Provided records:
--- Begin ---

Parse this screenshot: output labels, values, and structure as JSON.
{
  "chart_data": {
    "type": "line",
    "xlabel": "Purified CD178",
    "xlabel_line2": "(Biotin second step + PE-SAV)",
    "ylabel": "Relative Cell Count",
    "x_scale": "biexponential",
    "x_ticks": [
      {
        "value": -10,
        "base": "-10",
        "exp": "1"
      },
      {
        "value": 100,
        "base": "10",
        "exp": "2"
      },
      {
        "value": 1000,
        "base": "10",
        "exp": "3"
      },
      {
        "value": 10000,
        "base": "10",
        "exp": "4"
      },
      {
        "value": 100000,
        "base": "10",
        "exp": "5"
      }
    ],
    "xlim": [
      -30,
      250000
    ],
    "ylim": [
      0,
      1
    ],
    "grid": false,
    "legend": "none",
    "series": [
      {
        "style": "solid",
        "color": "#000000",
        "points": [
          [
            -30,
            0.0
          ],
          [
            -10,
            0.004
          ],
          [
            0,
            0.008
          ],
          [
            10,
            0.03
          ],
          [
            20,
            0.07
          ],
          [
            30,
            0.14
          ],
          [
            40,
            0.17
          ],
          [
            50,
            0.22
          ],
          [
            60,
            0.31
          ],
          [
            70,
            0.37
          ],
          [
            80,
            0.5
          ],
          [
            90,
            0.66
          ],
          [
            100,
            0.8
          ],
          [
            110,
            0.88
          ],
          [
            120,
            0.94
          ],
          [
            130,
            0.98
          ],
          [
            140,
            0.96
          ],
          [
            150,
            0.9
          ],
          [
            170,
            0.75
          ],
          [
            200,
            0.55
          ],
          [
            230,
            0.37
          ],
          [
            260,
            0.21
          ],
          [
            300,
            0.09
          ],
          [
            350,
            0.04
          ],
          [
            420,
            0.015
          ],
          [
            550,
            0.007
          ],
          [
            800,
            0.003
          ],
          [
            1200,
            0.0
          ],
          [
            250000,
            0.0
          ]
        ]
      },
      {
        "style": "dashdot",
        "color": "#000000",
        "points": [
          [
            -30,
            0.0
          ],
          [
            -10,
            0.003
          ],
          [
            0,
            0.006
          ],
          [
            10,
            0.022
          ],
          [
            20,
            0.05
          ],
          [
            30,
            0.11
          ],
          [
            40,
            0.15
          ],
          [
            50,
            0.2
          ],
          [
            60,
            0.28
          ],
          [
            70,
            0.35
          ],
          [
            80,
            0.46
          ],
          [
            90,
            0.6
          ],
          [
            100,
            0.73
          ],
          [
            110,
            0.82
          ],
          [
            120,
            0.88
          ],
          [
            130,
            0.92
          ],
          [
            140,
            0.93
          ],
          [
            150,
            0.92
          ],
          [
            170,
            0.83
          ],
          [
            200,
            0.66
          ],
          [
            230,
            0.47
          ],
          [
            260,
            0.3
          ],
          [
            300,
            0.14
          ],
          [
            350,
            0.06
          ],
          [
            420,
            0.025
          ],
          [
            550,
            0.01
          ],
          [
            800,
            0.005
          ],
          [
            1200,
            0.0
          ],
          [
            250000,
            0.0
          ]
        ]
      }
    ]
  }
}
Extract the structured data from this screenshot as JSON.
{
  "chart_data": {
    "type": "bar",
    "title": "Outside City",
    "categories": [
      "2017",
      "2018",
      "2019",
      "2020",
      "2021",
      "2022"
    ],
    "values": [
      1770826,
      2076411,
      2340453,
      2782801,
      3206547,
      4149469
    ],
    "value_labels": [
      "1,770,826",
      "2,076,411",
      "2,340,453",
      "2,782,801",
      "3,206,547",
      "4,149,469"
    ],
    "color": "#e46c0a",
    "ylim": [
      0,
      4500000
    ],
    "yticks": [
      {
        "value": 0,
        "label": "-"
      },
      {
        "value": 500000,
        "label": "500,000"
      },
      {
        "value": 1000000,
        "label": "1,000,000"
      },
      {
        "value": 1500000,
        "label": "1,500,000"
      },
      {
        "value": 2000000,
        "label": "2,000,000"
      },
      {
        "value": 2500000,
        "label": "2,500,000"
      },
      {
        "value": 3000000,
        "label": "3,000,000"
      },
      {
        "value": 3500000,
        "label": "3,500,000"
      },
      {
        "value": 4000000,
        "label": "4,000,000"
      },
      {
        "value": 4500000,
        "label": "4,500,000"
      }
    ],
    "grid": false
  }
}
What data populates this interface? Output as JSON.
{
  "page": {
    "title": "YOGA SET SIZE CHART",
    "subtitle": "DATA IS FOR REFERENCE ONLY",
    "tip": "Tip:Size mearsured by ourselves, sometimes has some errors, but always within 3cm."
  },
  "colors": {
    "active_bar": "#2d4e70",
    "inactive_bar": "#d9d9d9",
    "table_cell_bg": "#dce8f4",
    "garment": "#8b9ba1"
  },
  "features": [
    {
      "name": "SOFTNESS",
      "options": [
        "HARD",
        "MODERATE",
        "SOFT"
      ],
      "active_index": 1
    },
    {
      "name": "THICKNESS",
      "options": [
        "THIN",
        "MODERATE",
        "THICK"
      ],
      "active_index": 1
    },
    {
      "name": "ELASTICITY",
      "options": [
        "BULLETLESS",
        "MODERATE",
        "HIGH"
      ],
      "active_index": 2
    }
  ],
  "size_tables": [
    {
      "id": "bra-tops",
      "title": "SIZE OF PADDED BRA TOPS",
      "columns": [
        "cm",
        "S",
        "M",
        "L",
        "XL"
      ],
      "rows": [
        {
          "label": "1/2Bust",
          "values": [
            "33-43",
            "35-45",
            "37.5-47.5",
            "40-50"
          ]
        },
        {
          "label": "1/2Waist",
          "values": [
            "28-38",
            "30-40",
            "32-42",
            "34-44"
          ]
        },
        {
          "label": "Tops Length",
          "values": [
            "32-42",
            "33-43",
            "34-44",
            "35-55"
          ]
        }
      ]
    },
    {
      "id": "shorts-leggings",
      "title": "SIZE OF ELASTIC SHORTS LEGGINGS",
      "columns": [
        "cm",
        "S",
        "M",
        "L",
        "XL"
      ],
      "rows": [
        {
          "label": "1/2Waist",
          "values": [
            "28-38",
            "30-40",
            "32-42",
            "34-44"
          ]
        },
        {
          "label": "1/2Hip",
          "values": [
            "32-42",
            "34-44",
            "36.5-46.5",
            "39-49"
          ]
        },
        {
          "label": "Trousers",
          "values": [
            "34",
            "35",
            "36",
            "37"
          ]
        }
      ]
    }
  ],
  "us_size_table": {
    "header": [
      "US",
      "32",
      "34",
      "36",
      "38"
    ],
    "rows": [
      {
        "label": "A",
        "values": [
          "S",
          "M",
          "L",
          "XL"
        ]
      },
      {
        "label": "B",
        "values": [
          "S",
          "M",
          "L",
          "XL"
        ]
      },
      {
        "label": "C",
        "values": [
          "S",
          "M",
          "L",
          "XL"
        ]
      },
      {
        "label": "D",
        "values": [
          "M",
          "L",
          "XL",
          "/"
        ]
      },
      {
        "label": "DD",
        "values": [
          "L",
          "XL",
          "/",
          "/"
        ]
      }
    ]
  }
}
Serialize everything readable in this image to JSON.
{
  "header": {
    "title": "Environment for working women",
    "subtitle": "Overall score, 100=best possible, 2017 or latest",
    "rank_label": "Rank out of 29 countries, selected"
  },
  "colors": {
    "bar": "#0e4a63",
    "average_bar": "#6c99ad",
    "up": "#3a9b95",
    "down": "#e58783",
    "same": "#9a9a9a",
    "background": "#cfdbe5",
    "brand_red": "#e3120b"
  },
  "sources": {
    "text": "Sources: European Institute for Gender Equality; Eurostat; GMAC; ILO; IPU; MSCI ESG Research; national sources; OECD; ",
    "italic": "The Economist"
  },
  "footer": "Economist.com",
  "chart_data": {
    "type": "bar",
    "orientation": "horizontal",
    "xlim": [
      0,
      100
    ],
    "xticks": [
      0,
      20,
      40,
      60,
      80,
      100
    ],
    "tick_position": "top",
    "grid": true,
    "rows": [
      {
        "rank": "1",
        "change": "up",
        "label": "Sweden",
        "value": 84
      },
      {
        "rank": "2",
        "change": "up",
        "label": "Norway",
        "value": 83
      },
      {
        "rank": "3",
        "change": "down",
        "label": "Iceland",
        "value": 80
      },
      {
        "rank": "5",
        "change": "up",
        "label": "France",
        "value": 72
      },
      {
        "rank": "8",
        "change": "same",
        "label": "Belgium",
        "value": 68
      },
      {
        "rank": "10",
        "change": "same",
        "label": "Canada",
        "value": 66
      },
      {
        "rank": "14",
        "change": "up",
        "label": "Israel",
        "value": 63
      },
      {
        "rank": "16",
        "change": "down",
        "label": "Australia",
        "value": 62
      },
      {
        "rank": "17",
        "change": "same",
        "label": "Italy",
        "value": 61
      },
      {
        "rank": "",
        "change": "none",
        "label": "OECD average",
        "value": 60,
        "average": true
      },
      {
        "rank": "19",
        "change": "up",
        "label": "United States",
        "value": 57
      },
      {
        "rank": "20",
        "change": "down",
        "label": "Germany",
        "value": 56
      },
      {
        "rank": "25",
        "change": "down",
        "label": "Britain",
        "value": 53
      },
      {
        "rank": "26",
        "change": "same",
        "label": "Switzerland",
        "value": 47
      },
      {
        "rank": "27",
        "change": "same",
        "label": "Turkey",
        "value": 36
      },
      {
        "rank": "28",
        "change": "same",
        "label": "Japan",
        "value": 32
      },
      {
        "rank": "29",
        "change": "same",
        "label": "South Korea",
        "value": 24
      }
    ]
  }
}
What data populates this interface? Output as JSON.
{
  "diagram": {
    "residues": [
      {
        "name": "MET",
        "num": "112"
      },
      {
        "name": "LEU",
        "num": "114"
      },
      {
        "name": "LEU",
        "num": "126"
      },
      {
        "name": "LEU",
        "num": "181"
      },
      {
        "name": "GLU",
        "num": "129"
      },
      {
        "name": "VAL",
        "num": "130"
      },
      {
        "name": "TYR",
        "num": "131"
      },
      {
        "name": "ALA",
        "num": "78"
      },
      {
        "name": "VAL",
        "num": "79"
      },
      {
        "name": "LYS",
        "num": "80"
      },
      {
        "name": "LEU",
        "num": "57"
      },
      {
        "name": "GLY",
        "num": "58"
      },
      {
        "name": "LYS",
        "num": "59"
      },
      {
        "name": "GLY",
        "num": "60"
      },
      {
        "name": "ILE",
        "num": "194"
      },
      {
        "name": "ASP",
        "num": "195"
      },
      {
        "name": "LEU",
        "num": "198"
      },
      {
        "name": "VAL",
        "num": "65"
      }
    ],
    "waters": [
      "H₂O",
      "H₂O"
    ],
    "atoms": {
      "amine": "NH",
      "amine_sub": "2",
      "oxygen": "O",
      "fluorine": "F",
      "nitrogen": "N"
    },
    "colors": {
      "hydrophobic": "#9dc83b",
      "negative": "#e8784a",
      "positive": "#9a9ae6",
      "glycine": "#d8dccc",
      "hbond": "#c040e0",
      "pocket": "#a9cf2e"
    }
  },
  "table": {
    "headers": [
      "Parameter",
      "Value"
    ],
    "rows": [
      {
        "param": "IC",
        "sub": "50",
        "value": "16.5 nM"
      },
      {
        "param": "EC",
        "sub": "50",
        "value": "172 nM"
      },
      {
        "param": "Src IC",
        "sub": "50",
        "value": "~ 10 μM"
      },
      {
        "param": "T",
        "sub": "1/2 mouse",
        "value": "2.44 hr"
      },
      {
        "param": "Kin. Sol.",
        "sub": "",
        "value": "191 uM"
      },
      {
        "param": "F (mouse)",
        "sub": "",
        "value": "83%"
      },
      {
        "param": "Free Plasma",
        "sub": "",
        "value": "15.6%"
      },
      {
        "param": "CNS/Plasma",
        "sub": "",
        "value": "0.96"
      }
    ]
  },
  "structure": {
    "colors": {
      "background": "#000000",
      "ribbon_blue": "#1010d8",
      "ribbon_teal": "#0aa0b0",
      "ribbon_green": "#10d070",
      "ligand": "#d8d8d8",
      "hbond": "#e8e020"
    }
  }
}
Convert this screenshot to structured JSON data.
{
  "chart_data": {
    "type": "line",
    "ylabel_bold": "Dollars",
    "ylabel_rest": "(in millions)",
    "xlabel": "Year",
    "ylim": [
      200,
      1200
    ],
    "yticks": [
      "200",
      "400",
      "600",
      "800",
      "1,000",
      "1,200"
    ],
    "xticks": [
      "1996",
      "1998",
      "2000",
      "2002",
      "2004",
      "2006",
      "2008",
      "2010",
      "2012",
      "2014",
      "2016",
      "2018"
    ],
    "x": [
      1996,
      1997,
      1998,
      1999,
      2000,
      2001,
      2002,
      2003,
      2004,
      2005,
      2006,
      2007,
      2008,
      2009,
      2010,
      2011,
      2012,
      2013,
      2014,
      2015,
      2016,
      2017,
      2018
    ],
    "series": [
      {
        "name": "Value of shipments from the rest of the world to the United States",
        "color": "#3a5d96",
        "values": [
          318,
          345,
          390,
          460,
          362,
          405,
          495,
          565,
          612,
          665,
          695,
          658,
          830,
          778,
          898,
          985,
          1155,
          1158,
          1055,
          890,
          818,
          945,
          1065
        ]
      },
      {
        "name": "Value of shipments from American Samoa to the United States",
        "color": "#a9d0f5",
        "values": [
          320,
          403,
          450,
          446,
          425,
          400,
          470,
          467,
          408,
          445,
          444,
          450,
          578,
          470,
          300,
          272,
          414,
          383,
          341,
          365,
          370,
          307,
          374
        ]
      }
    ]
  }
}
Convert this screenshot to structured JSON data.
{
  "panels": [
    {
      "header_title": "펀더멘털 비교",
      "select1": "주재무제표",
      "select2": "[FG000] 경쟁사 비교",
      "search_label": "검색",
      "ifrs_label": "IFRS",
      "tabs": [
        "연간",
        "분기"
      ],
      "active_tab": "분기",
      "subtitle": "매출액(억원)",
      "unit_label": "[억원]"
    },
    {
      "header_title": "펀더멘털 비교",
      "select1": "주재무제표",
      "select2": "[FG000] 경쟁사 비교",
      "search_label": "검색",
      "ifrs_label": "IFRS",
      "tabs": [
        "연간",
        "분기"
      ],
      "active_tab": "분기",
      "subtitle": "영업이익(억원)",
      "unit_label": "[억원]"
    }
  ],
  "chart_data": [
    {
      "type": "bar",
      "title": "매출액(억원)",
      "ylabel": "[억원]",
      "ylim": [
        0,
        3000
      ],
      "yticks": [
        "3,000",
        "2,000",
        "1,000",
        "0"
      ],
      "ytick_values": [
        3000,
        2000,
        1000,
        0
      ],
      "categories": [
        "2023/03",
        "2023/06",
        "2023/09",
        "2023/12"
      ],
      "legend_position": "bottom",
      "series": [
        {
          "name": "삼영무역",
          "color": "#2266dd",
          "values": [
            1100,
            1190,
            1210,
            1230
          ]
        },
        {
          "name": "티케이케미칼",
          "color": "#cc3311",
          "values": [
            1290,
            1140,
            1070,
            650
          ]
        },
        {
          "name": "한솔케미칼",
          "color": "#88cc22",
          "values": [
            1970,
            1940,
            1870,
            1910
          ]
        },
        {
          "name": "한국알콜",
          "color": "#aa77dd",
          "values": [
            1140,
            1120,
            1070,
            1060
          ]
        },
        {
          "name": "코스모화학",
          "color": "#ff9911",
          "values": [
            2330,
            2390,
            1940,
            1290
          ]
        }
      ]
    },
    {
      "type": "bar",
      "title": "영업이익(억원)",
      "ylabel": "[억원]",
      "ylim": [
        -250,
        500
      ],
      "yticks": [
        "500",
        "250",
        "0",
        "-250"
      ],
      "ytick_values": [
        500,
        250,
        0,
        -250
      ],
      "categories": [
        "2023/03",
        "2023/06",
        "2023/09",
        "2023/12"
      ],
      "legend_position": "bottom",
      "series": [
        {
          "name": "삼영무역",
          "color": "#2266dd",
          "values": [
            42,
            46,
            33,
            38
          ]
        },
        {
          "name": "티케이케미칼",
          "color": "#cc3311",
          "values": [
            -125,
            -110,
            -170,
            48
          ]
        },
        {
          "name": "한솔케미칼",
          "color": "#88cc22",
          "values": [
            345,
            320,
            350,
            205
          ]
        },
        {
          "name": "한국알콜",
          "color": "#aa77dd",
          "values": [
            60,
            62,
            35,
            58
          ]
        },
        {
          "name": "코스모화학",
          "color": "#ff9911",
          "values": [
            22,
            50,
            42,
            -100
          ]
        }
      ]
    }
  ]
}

--- End ---

What is being asked: Search the data above for the string "States" and return every line that has it.

Task result:
        "label": "United States",
        "name": "Value of shipments from the rest of the world to the United States",
        "name": "Value of shipments from American Samoa to the United States",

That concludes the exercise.